* [Exercise objective]
Each record below is to be reproduced without any change.

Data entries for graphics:
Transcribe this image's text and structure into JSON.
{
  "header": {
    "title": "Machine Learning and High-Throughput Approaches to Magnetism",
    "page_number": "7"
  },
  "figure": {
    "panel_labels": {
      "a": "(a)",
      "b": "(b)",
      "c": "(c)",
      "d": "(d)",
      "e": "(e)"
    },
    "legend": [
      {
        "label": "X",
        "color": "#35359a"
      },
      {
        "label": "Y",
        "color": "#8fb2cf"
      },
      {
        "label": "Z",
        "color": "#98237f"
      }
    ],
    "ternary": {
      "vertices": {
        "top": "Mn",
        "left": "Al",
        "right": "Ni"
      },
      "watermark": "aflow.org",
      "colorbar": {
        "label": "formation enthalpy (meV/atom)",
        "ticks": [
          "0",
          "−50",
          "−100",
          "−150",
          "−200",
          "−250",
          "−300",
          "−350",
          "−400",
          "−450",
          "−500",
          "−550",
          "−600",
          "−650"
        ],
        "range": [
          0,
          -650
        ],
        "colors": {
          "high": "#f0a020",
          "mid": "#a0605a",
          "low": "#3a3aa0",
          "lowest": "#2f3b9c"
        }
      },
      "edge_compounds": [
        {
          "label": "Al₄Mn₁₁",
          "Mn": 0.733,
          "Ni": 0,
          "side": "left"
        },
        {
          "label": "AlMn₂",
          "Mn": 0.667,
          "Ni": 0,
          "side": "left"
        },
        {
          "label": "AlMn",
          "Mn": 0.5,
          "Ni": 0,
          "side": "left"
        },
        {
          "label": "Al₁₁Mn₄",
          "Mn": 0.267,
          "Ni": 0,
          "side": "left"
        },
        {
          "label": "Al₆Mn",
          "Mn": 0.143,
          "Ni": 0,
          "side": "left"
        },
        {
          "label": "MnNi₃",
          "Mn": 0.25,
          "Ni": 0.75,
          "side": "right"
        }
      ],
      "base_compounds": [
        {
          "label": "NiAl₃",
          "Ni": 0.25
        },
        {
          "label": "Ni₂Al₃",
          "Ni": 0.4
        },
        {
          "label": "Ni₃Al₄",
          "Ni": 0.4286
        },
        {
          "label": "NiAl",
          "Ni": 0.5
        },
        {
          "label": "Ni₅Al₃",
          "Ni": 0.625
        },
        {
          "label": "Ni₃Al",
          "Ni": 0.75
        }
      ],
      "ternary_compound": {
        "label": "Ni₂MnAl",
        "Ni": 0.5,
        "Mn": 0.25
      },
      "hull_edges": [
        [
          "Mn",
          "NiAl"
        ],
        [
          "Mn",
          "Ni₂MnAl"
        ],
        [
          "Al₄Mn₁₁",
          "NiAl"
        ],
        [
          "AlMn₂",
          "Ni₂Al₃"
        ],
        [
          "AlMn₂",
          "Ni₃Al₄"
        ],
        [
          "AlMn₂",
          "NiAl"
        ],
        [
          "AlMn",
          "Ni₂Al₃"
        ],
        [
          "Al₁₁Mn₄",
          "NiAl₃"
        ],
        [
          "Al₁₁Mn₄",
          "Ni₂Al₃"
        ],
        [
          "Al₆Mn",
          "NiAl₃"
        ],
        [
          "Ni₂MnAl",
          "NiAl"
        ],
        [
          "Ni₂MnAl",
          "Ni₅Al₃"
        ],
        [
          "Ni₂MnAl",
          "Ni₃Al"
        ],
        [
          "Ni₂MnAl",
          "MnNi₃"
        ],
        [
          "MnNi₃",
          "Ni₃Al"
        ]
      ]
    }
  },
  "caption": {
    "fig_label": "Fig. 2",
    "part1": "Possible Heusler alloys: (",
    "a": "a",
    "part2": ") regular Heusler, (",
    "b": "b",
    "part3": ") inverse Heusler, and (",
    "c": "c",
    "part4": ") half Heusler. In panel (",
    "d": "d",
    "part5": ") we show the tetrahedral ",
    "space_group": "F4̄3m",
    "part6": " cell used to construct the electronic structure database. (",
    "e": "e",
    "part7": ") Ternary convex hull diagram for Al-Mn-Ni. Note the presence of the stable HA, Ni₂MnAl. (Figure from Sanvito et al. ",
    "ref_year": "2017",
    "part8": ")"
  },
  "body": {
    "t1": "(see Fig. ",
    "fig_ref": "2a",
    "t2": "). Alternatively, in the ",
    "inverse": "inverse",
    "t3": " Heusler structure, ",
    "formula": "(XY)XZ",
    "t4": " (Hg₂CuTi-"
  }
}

* [Result]
Transcribe this image's text and structure into JSON.
{
  "header": {
    "title": "Machine Learning and High-Throughput Approaches to Magnetism",
    "page_number": "7"
  },
  "figure": {
    "panel_labels": {
      "a": "(a)",
      "b": "(b)",
      "c": "(c)",
      "d": "(d)",
      "e": "(e)"
    },
    "legend": [
      {
        "label": "X",
        "color": "#35359a"
      },
      {
        "label": "Y",
        "color": "#8fb2cf"
      },
      {
        "label": "Z",
        "color": "#98237f"
      }
    ],
    "ternary": {
      "vertices": {
        "top": "Mn",
        "left": "Al",
        "right": "Ni"
      },
      "watermark": "aflow.org",
      "colorbar": {
        "label": "formation enthalpy (meV/atom)",
        "ticks": [
          "0",
          "−50",
          "−100",
          "−150",
          "−200",
          "−250",
          "−300",
          "−350",
          "−400",
          "−450",
          "−500",
          "−550",
          "−600",
          "−650"
        ],
        "range": [
          0,
          -650
        ],
        "colors": {
          "high": "#f0a020",
          "mid": "#a0605a",
          "low": "#3a3aa0",
          "lowest": "#2f3b9c"
        }
      },
      "edge_compounds": [
        {
          "label": "Al₄Mn₁₁",
          "Mn": 0.733,
          "Ni": 0,
          "side": "left"
        },
        {
          "label": "AlMn₂",
          "Mn": 0.667,
          "Ni": 0,
          "side": "left"
        },
        {
          "label": "AlMn",
          "Mn": 0.5,
          "Ni": 0,
          "side": "left"
        },
        {
          "label": "Al₁₁Mn₄",
          "Mn": 0.267,
          "Ni": 0,
          "side": "left"
        },
        {
          "label": "Al₆Mn",
          "Mn": 0.143,
          "Ni": 0,
          "side": "left"
        },
        {
          "label": "MnNi₃",
          "Mn": 0.25,
          "Ni": 0.75,
          "side": "right"
        }
      ],
      "base_compounds": [
        {
          "label": "NiAl₃",
          "Ni": 0.25
        },
        {
          "label": "Ni₂Al₃",
          "Ni": 0.4
        },
        {
          "label": "Ni₃Al₄",
          "Ni": 0.4286
        },
        {
          "label": "NiAl",
          "Ni": 0.5
        },
        {
          "label": "Ni₅Al₃",
          "Ni": 0.625
        },
        {
          "label": "Ni₃Al",
          "Ni": 0.75
        }
      ],
      "ternary_compound": {
        "label": "Ni₂MnAl",
        "Ni": 0.5,
        "Mn": 0.25
      },
      "hull_edges": [
        [
          "Mn",
          "NiAl"
        ],
        [
          "Mn",
          "Ni₂MnAl"
        ],
        [
          "Al₄Mn₁₁",
          "NiAl"
        ],
        [
          "AlMn₂",
          "Ni₂Al₃"
        ],
        [
          "AlMn₂",
          "Ni₃Al₄"
        ],
        [
          "AlMn₂",
          "NiAl"
        ],
        [
          "AlMn",
          "Ni₂Al₃"
        ],
        [
          "Al₁₁Mn₄",
          "NiAl₃"
        ],
        [
          "Al₁₁Mn₄",
          "Ni₂Al₃"
        ],
        [
          "Al₆Mn",
          "NiAl₃"
        ],
        [
          "Ni₂MnAl",
          "NiAl"
        ],
        [
          "Ni₂MnAl",
          "Ni₅Al₃"
        ],
        [
          "Ni₂MnAl",
          "Ni₃Al"
        ],
        [
          "Ni₂MnAl",
          "MnNi₃"
        ],
        [
          "MnNi₃",
          "Ni₃Al"
        ]
      ]
    }
  },
  "caption": {
    "fig_label": "Fig. 2",
    "part1": "Possible Heusler alloys: (",
    "a": "a",
    "part2": ") regular Heusler, (",
    "b": "b",
    "part3": ") inverse Heusler, and (",
    "c": "c",
    "part4": ") half Heusler. In panel (",
    "d": "d",
    "part5": ") we show the tetrahedral ",
    "space_group": "F4̄3m",
    "part6": " cell used to construct the electronic structure database. (",
    "e": "e",
    "part7": ") Ternary convex hull diagram for Al-Mn-Ni. Note the presence of the stable HA, Ni₂MnAl. (Figure from Sanvito et al. ",
    "ref_year": "2017",
    "part8": ")"
  },
  "body": {
    "t1": "(see Fig. ",
    "fig_ref": "2a",
    "t2": "). Alternatively, in the ",
    "inverse": "inverse",
    "t3": " Heusler structure, ",
    "formula": "(XY)XZ",
    "t4": " (Hg₂CuTi-"
  }
}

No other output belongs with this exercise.